- _Task to carry out_: Recast every line of the rows below as a Markdown table with the columns Index and Text, giving each line its number and leaving out blank lines and the pictures.
----------------
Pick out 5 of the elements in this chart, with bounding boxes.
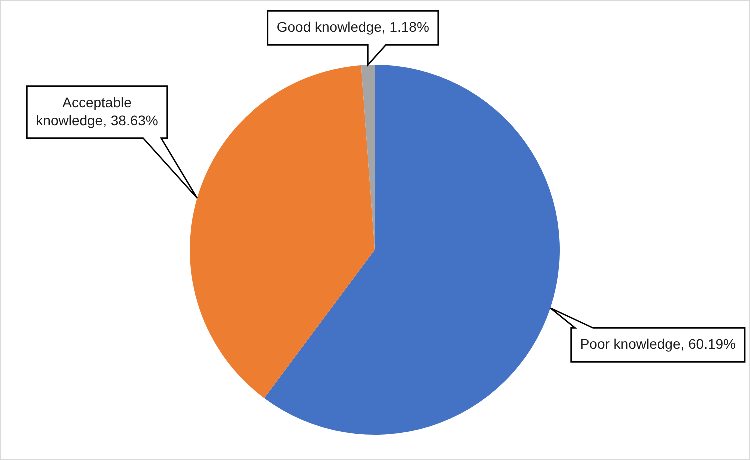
pie-slice [190, 66, 375, 398]
pie-slice [264, 65, 560, 435]
slice-label: Acceptable knowledge, 38.63% [36, 94, 158, 128]
slice-label: Poor knowledge, 60.19% [580, 336, 736, 352]
slice-label: Good knowledge, 1.18% [276, 19, 430, 36]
----------------
- _Written solution_:
| Index | Text |
|---|---|
| 1 | Pick out 5 of the elements in this chart, with bounding boxes. |
| 2 | pie-slice [190, 66, 375, 398] |
| 3 | pie-slice [264, 65, 560, 435] |
| 4 | slice-label: Acceptable knowledge, 38.63% [36, 94, 158, 128] |
| 5 | slice-label: Poor knowledge, 60.19% [580, 336, 736, 352] |
| 6 | slice-label: Good knowledge, 1.18% [276, 19, 430, 36] |